[Saved data entries]
================================

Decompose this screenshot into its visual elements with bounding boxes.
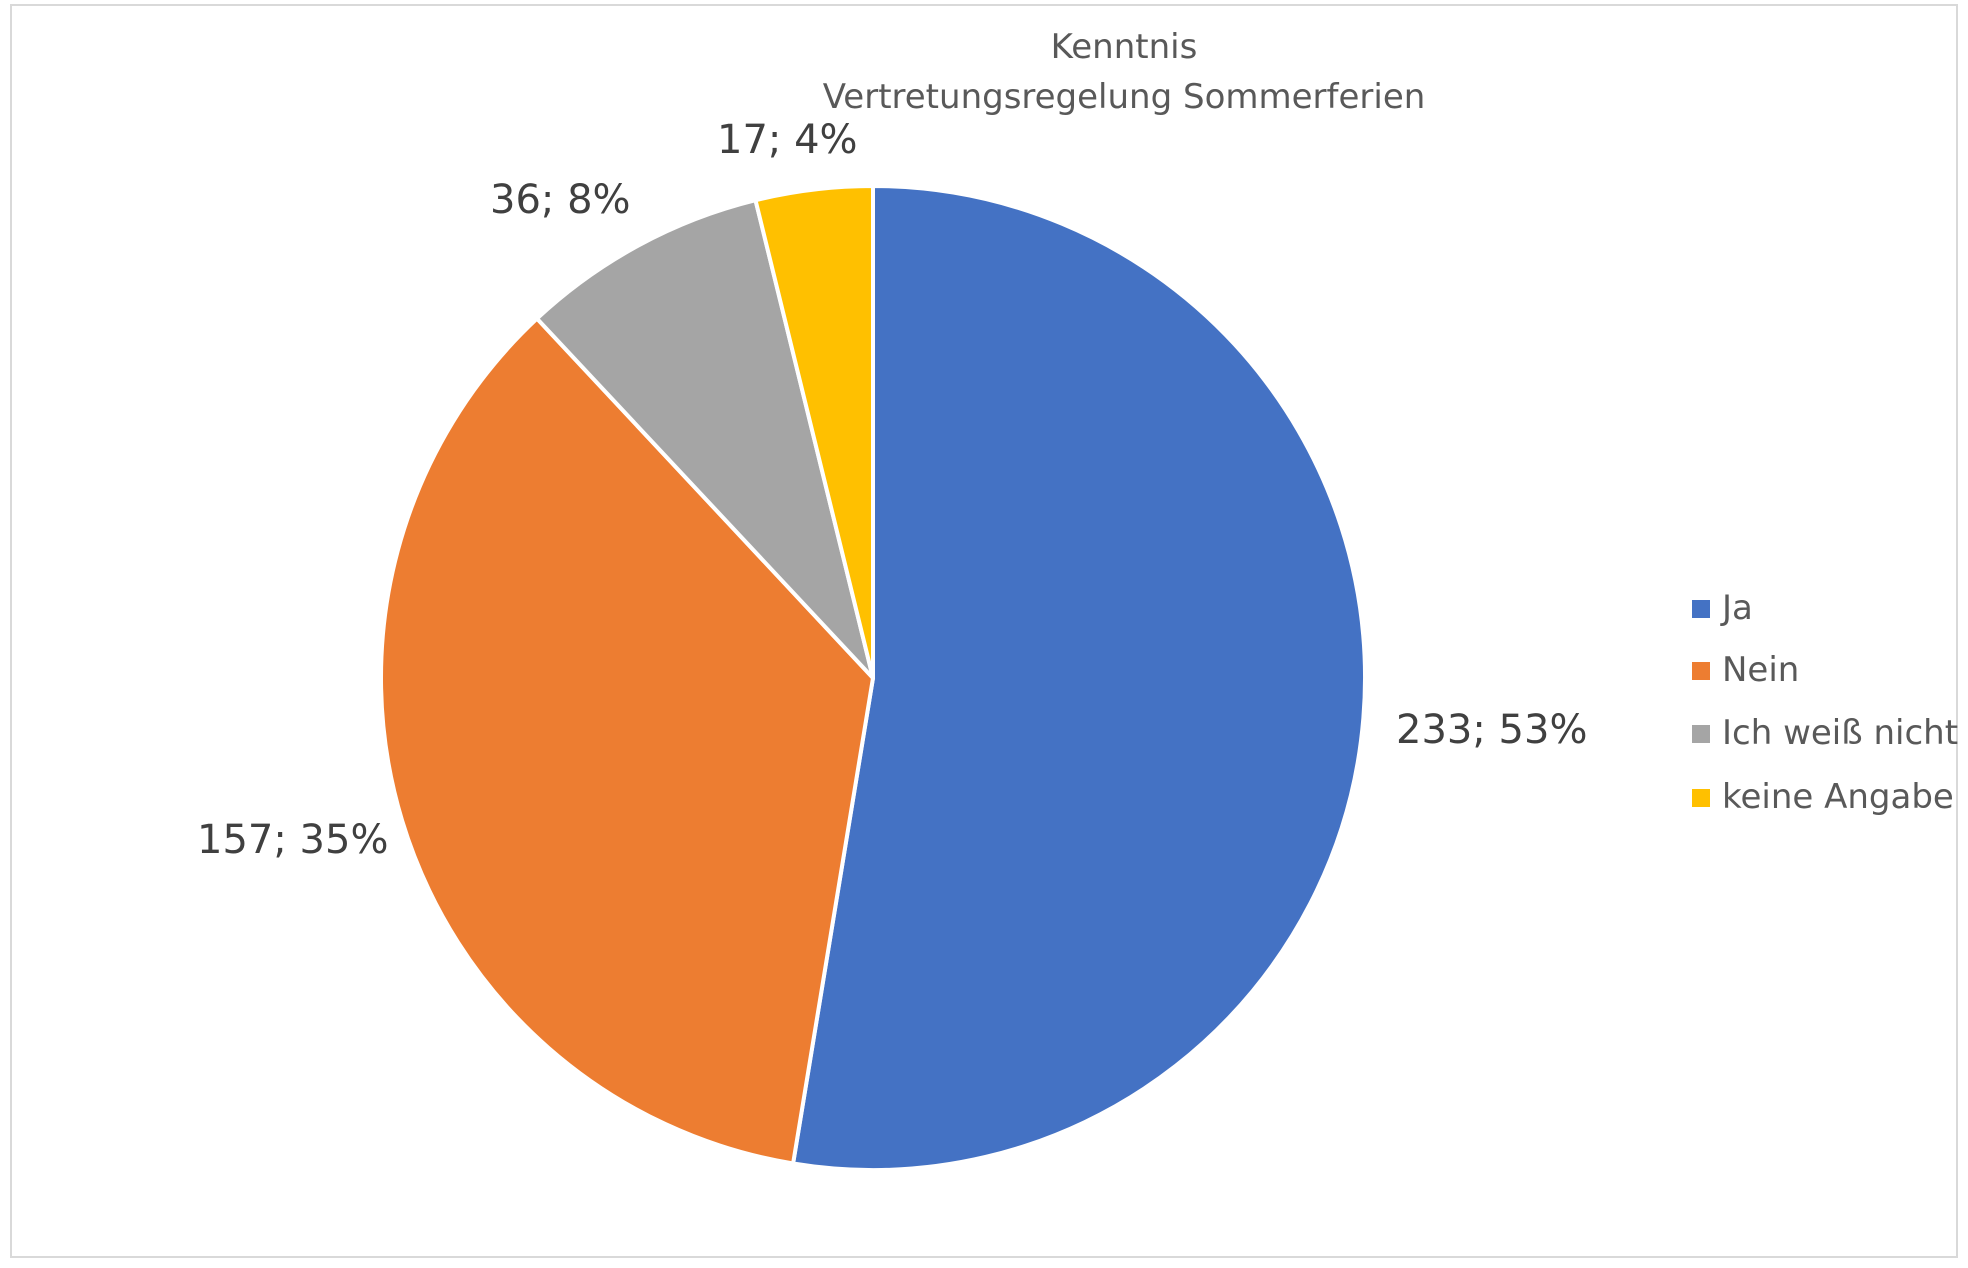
- pie-slices: [379, 184, 1367, 1172]
- chart-title-line-1: Kenntnis: [1051, 27, 1198, 67]
- data-label-keine-angabe: 17; 4%: [717, 117, 858, 163]
- pie-slice-keine-angabe: [753, 184, 875, 680]
- legend-swatch-nein: [1692, 662, 1710, 680]
- legend-swatch-ja: [1692, 600, 1710, 618]
- chart-title-line-2: Vertretungsregelung Sommerferien: [823, 77, 1426, 117]
- data-label-nein: 157; 35%: [197, 817, 388, 863]
- legend: Ja Nein Ich weiß nicht keine Angabe: [1692, 588, 1958, 817]
- pie-chart: Kenntnis Vertretungsregelung Sommerferie…: [197, 27, 1958, 1172]
- legend-label-ja: Ja: [1720, 588, 1753, 628]
- legend-swatch-ich-weiss-nicht: [1692, 725, 1710, 743]
- data-label-ja: 233; 53%: [1396, 707, 1587, 753]
- data-label-ich-weiss-nicht: 36; 8%: [490, 177, 631, 223]
- pie-slice-ja: [791, 184, 1367, 1172]
- pie-slice-nein: [379, 316, 875, 1166]
- legend-label-nein: Nein: [1722, 650, 1799, 690]
- legend-label-keine-angabe: keine Angabe: [1722, 777, 1954, 817]
- legend-label-ich-weiss-nicht: Ich weiß nicht: [1722, 713, 1958, 753]
- legend-swatch-keine-angabe: [1692, 789, 1710, 807]
- chart-frame: Kenntnis Vertretungsregelung Sommerferie…: [10, 4, 1958, 1258]
- pie-slice-ich-weiss-nicht: [535, 198, 875, 680]
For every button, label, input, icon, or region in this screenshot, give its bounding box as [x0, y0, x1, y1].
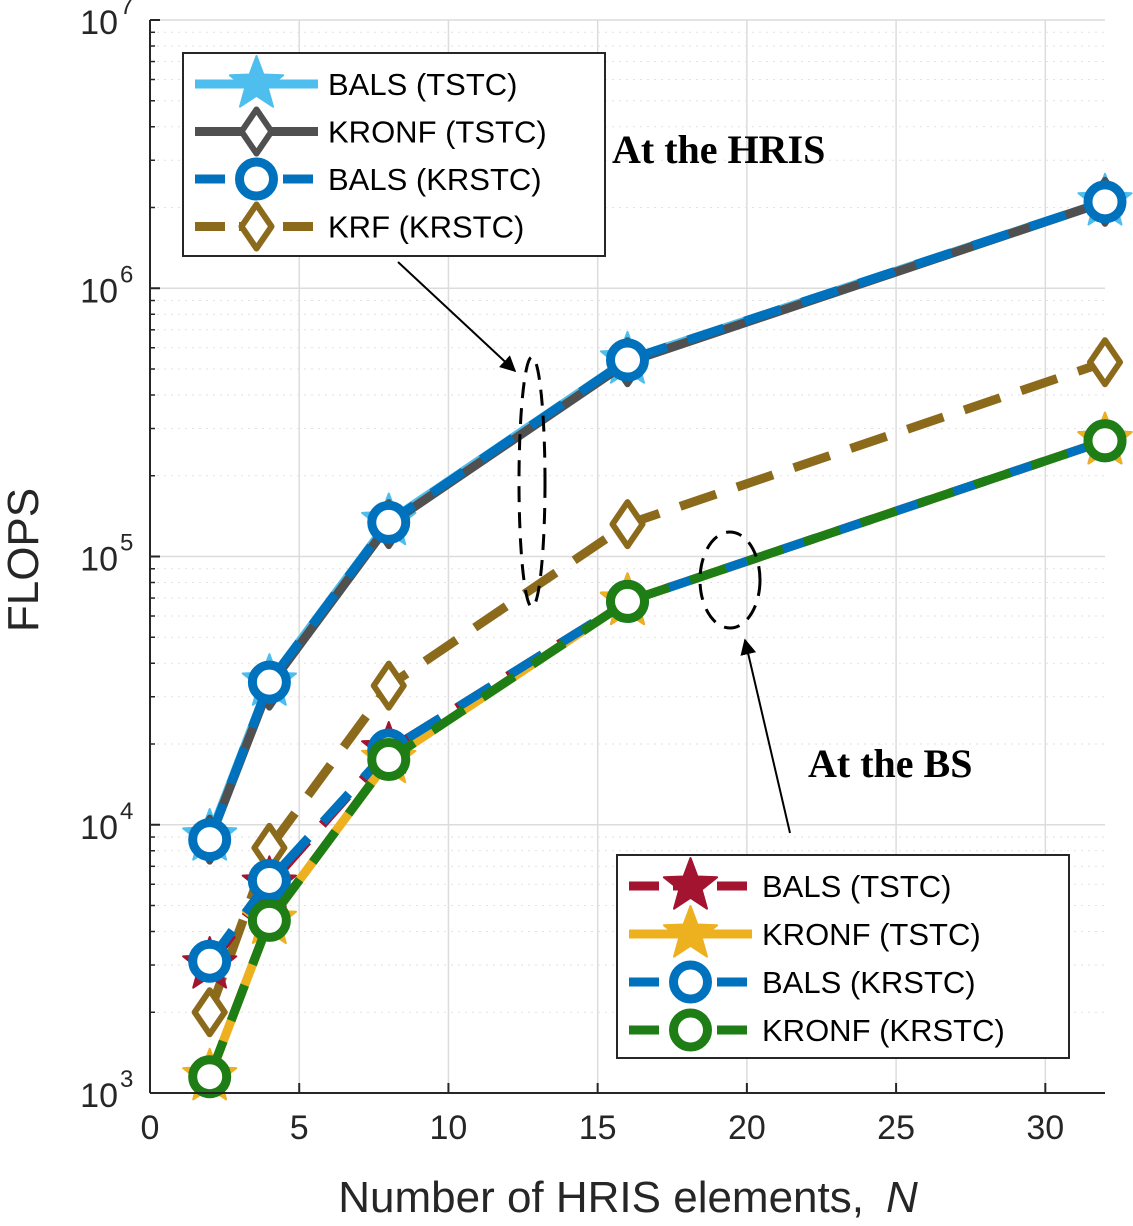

================================

[Aim of the task] Rewrite the lines of the items starting at the line containing "- pie-slices: [379, 184, 1367, 1172]" and ending at the line containing "- data-label-ja: 233;", replacing "legend-swatch" with "legend-marker" and leaving everything else unchanged.

[Solution to the exercise]
- pie-slices: [379, 184, 1367, 1172]
- chart-title-line-1: Kenntnis: [1051, 27, 1198, 67]
- data-label-keine-angabe: 17; 4%: [717, 117, 858, 163]
- pie-slice-keine-angabe: [753, 184, 875, 680]
- legend-marker-nein: [1692, 662, 1710, 680]
- legend-marker-ja: [1692, 600, 1710, 618]
- chart-title-line-2: Vertretungsregelung Sommerferien: [823, 77, 1426, 117]
- data-label-nein: 157; 35%: [197, 817, 388, 863]
- legend: Ja Nein Ich weiß nicht keine Angabe: [1692, 588, 1958, 817]
- pie-chart: Kenntnis Vertretungsregelung Sommerferie…: [197, 27, 1958, 1172]
- legend-label-ja: Ja: [1720, 588, 1753, 628]
- legend-marker-ich-weiss-nicht: [1692, 725, 1710, 743]
- data-label-ja: 233; 53%: [1396, 707, 1587, 753]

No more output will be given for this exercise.